*Aim*. Return a copy of every line in the records that includes the word "weigh".

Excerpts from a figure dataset
-- Start --

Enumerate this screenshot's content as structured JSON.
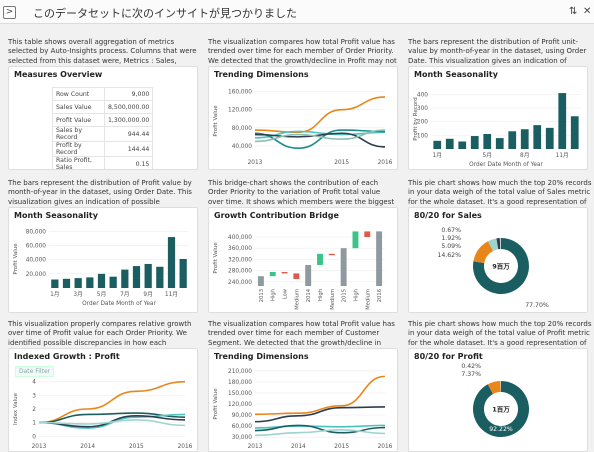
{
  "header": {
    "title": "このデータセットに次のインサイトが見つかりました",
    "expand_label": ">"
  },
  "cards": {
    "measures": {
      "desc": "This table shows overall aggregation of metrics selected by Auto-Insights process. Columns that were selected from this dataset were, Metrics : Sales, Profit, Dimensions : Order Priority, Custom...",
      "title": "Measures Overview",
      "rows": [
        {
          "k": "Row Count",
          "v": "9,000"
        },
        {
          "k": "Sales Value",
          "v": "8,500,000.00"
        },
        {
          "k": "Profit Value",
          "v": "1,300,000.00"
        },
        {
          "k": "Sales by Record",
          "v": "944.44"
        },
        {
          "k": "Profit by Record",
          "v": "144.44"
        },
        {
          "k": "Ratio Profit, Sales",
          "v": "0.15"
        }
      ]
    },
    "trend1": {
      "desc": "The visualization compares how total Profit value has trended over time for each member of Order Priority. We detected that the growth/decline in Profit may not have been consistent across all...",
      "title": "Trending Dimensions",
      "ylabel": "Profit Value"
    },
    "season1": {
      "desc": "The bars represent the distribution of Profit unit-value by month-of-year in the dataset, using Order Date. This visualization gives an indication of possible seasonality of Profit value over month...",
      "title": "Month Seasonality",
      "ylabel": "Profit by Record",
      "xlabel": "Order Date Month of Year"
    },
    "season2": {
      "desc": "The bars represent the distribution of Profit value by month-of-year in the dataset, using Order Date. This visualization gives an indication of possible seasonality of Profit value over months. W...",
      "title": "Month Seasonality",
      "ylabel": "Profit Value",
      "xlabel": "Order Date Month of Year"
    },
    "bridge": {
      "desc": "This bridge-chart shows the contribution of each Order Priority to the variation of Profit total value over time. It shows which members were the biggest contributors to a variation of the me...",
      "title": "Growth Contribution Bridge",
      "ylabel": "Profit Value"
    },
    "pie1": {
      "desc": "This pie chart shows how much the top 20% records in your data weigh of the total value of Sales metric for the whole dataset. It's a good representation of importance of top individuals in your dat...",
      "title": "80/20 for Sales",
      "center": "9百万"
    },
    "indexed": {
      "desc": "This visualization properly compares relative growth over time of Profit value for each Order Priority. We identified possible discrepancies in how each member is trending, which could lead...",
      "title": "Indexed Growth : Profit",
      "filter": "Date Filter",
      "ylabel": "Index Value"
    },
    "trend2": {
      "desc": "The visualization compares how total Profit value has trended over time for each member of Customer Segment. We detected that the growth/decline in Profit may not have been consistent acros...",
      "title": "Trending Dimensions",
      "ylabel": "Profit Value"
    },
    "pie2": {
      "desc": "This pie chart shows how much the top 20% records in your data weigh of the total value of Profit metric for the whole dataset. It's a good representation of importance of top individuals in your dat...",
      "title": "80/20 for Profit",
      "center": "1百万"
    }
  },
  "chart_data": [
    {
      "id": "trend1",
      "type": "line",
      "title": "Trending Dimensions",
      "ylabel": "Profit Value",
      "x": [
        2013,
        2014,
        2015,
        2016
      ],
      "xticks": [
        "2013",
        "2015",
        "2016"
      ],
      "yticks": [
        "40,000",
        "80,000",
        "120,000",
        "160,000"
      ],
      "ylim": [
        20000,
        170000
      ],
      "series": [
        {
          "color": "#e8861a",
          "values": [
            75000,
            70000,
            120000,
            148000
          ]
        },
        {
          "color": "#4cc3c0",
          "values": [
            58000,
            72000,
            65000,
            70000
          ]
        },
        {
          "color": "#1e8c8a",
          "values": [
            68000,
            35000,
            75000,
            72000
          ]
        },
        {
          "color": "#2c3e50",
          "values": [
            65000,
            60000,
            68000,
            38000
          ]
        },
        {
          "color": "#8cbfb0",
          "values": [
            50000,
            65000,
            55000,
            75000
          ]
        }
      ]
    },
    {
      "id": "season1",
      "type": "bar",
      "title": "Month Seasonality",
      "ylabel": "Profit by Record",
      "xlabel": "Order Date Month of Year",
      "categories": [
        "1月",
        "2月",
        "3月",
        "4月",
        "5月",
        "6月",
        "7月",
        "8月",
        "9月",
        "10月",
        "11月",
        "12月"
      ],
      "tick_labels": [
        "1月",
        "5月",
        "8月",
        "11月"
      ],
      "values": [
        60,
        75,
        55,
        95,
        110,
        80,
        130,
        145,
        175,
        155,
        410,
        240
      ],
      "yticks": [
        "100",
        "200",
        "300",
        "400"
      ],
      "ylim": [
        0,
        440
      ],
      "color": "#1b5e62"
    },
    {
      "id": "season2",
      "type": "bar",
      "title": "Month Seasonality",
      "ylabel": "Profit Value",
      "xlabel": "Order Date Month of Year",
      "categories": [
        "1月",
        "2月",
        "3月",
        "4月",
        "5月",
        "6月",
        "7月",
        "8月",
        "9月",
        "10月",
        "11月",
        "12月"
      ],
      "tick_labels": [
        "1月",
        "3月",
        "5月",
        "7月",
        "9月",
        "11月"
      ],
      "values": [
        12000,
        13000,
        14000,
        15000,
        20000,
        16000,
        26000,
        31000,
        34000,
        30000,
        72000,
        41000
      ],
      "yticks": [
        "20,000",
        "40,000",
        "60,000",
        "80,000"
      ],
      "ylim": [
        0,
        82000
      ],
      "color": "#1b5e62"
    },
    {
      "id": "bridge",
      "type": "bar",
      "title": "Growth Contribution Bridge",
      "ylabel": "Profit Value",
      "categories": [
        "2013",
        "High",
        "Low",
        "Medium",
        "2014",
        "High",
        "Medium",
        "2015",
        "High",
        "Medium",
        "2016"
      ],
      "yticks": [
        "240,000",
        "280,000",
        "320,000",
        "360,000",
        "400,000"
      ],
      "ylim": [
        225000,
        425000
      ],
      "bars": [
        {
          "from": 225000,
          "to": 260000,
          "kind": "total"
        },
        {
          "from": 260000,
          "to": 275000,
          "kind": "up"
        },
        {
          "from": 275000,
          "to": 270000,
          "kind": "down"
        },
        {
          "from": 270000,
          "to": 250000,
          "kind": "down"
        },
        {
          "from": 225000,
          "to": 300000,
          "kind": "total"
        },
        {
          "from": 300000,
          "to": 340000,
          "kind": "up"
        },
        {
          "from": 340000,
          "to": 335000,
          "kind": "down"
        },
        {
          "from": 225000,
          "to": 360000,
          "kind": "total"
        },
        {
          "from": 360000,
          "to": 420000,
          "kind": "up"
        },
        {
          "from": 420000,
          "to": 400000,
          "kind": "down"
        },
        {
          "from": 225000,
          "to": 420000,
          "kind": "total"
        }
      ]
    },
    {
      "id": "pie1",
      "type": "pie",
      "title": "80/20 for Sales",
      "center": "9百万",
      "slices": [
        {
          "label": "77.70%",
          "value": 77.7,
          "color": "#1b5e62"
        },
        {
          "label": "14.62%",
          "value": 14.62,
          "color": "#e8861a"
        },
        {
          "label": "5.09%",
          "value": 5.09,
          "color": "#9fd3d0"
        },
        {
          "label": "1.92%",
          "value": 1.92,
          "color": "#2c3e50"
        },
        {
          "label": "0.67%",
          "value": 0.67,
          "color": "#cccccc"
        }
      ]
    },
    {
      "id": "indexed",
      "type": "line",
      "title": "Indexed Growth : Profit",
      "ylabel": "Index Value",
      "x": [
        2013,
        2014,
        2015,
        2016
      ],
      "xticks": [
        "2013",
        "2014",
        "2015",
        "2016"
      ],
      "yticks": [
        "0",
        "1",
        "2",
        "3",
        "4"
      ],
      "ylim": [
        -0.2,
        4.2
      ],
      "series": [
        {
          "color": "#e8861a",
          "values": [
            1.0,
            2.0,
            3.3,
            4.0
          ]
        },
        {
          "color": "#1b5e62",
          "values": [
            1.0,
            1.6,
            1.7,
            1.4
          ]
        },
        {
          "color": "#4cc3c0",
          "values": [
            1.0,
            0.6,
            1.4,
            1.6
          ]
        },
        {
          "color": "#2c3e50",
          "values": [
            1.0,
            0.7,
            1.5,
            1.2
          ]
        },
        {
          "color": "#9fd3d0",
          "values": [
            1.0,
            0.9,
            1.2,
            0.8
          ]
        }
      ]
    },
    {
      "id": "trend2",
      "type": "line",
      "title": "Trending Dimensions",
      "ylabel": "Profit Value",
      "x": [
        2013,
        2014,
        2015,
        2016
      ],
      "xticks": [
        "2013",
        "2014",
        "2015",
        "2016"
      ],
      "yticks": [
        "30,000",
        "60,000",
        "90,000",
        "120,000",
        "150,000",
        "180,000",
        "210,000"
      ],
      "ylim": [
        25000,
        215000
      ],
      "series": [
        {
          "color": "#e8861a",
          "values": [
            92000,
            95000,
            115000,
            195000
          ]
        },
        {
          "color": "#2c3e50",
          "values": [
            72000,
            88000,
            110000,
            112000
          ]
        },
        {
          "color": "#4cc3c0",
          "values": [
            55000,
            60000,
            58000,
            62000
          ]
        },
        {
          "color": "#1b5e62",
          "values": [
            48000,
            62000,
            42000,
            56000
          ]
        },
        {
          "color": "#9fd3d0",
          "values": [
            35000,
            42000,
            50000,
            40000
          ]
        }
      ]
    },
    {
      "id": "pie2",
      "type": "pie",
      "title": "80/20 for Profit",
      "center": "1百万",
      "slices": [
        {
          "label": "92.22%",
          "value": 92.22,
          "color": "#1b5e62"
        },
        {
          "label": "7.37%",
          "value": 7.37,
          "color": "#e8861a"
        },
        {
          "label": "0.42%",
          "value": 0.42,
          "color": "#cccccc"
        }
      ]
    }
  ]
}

-- End --

*Exercise answer*.
      "desc": "This pie chart shows how much the top 20% records in your data weigh of the total value of Sales metric for the whole dataset. It's a good representation of importance of top individuals in your dat...",
      "desc": "This pie chart shows how much the top 20% records in your data weigh of the total value of Profit metric for the whole dataset. It's a good representation of importance of top individuals in your dat...",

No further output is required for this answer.